> [EXERCISE AIM]:
Each line that contains the string "this" counts once; report how many such lines appear in the data, as a number only.

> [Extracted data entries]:
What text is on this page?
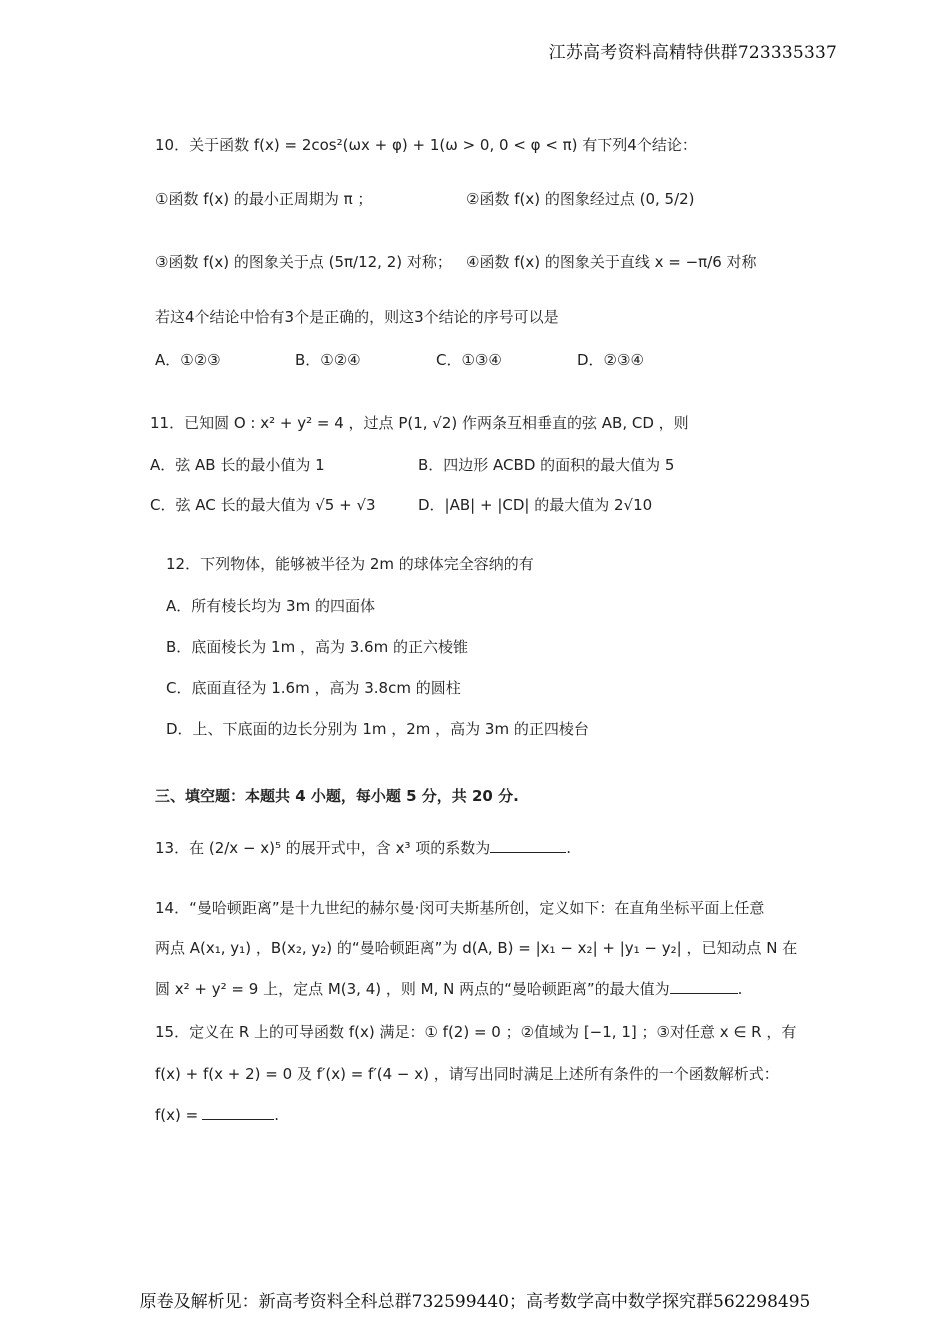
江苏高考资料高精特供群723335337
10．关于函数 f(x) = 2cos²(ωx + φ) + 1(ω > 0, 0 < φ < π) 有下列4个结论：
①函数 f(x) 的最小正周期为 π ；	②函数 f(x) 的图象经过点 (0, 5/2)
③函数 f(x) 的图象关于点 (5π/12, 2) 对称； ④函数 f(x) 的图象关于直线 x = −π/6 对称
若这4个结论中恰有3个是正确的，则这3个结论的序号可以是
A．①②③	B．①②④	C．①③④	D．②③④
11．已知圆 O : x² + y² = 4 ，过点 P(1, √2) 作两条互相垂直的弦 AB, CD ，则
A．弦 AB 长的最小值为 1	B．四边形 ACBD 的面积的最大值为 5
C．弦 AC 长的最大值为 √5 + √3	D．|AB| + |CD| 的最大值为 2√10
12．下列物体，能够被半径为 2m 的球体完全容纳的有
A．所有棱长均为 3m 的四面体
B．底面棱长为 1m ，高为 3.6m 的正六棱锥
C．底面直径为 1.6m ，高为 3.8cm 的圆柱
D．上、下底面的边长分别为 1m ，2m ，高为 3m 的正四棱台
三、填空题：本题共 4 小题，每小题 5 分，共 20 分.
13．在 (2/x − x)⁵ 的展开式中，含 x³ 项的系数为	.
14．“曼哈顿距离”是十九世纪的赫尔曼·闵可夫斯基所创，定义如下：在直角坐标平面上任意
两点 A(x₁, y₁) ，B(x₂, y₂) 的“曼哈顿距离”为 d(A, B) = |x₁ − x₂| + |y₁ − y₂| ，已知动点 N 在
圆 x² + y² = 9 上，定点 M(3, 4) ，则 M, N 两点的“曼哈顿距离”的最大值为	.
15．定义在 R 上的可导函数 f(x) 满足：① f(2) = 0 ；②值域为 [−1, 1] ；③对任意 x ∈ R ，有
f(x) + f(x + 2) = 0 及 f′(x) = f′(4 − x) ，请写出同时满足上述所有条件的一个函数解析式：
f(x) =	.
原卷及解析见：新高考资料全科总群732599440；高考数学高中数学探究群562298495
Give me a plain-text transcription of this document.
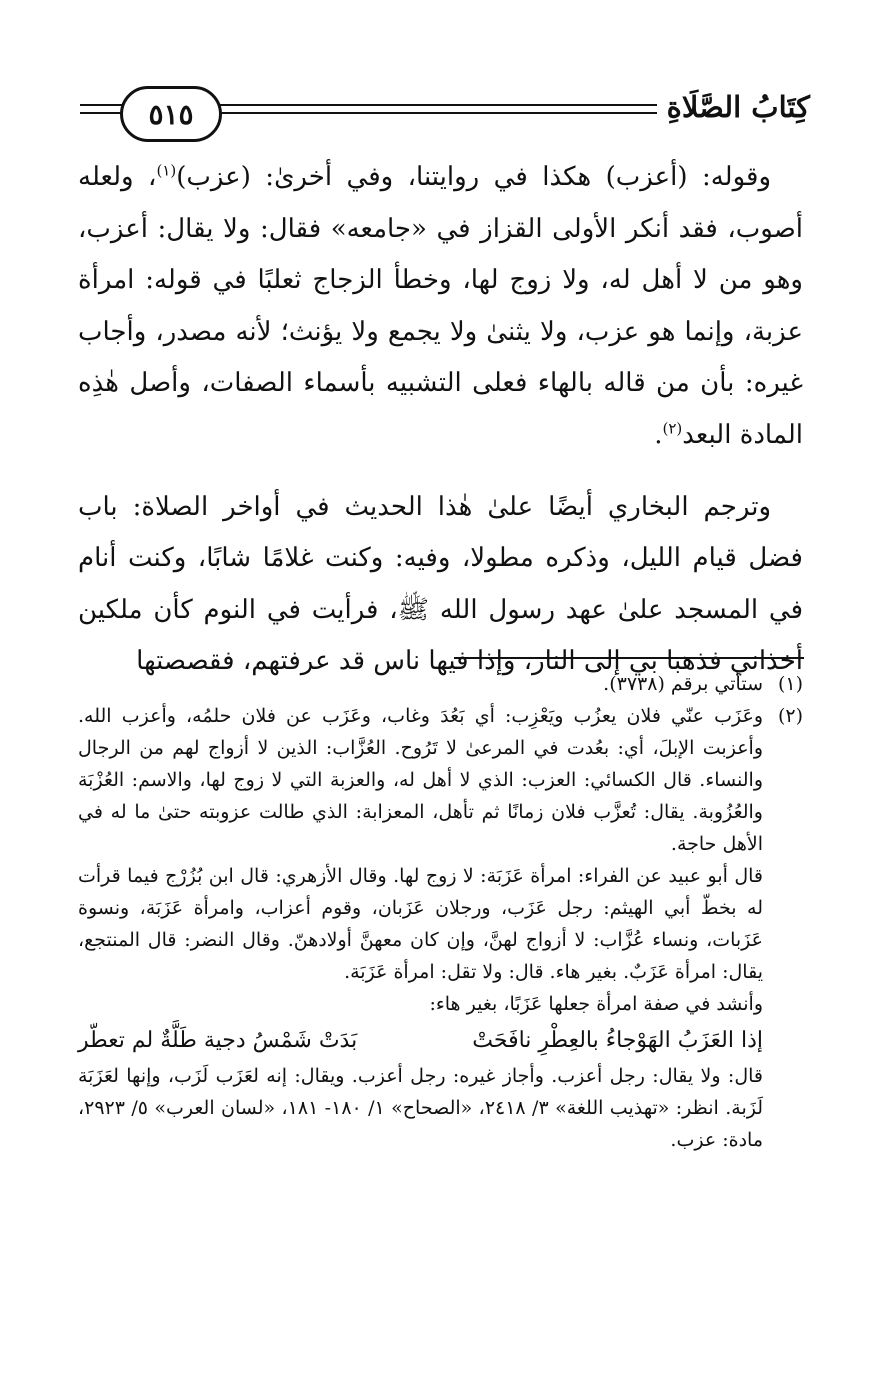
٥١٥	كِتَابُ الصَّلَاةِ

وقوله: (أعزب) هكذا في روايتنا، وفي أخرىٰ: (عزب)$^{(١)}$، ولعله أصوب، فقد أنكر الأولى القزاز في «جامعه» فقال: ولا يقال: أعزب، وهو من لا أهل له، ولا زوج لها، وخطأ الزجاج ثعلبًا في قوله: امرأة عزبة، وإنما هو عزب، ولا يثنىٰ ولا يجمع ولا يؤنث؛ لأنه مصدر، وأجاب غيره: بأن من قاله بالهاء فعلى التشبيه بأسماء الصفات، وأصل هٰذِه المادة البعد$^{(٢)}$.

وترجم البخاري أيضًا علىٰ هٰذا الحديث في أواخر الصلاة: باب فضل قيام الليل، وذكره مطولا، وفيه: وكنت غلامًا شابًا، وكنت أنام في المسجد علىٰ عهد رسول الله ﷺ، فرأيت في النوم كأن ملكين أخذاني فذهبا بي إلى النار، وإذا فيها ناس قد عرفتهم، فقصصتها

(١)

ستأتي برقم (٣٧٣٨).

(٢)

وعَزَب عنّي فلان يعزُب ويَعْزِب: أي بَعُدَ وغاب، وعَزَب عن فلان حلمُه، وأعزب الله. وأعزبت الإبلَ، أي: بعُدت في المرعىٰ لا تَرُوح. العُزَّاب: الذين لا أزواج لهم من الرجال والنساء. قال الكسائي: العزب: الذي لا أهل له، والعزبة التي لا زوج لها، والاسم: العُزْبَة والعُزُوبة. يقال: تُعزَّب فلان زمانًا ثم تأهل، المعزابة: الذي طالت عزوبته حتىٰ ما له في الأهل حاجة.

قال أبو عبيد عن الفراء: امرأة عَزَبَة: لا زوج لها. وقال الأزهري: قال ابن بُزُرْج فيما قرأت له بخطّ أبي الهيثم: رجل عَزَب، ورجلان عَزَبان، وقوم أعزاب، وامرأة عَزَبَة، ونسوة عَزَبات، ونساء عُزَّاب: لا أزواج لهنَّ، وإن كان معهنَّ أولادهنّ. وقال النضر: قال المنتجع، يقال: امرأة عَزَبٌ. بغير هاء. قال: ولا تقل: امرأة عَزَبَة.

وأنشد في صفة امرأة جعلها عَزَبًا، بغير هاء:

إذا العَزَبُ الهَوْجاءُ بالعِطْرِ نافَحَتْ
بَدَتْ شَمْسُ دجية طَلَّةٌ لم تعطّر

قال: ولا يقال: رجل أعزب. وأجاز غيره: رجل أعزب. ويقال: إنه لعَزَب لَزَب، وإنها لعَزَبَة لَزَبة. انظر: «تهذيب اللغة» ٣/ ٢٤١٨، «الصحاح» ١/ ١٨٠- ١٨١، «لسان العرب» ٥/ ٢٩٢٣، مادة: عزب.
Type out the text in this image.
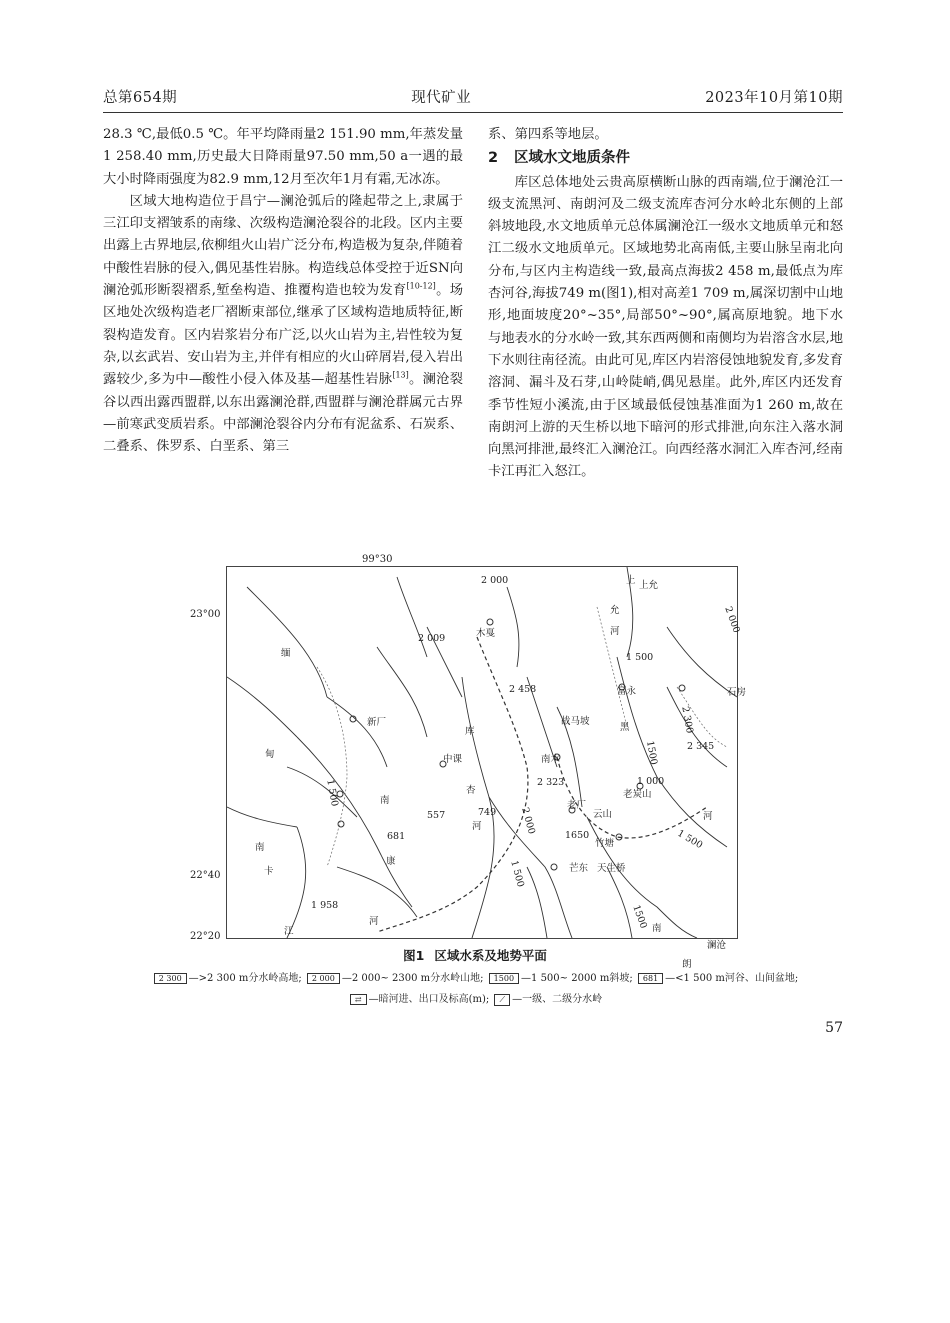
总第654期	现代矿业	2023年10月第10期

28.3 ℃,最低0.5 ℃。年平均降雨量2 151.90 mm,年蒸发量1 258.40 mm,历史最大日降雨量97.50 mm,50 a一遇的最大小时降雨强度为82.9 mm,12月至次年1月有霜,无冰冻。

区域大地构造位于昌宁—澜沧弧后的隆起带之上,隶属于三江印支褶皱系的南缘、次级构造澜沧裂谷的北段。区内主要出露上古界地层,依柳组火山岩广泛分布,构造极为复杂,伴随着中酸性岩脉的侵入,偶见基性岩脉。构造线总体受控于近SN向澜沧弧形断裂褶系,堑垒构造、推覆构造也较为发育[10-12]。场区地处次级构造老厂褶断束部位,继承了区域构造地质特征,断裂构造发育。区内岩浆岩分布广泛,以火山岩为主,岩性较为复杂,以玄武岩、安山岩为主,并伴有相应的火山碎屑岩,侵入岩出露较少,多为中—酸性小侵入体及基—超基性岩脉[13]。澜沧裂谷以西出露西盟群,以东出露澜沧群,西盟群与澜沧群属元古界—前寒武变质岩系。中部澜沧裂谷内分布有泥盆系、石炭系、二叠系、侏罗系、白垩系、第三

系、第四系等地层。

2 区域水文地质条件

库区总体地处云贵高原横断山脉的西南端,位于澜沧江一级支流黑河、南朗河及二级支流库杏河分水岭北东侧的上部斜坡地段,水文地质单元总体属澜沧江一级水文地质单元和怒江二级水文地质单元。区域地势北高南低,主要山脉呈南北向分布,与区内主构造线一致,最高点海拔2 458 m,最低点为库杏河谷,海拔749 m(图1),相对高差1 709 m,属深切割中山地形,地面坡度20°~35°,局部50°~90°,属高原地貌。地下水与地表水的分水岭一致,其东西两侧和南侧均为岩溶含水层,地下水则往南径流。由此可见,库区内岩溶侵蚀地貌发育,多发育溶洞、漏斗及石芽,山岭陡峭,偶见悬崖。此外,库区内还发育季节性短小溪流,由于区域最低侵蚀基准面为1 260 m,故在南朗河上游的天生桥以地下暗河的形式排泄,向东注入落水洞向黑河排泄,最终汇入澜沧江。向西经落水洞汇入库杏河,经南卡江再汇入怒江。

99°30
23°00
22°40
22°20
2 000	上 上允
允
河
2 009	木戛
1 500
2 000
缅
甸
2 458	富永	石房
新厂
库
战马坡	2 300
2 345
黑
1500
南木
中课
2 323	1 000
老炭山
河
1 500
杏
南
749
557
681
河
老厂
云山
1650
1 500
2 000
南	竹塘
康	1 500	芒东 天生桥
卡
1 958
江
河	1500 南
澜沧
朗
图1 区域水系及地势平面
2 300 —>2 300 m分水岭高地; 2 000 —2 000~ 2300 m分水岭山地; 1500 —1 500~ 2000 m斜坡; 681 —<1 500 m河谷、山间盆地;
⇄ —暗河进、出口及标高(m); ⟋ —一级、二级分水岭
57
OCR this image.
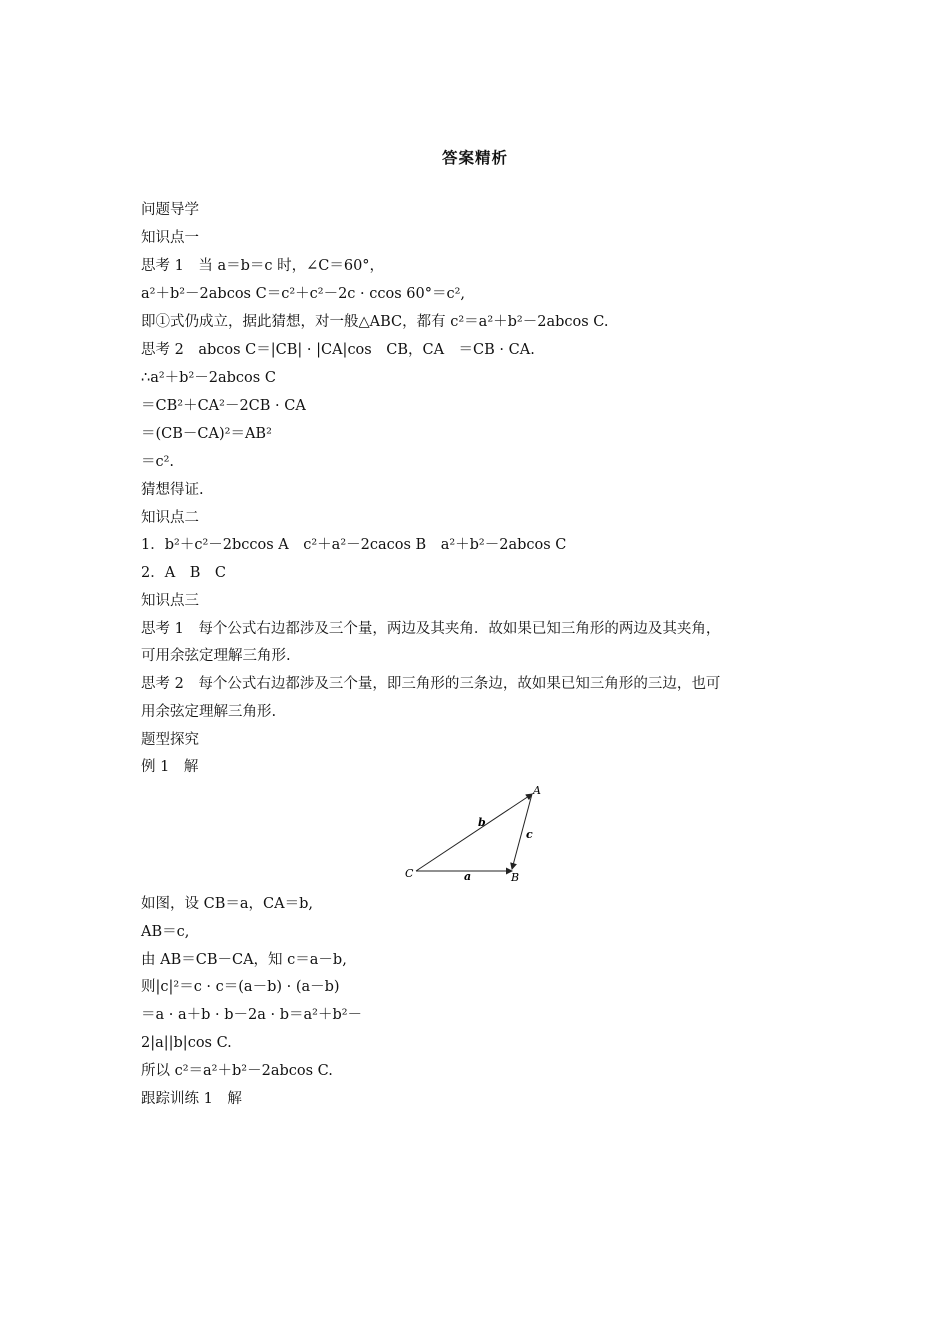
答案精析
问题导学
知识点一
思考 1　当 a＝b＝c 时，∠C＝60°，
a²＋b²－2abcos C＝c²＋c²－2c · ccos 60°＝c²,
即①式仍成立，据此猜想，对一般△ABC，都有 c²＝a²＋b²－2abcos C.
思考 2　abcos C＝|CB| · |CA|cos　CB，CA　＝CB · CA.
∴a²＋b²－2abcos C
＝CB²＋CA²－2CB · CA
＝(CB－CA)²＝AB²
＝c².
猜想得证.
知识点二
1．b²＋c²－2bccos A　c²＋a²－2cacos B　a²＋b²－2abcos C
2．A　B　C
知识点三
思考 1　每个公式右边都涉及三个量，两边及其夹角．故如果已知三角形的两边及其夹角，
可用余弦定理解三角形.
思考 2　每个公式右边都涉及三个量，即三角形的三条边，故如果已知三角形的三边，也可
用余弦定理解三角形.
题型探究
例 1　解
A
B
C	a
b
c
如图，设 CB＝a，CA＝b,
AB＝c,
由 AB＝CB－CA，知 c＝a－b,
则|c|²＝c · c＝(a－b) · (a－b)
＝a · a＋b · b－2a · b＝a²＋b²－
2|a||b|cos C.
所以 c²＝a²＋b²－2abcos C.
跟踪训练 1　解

> [RESPONSE BELOW]:
4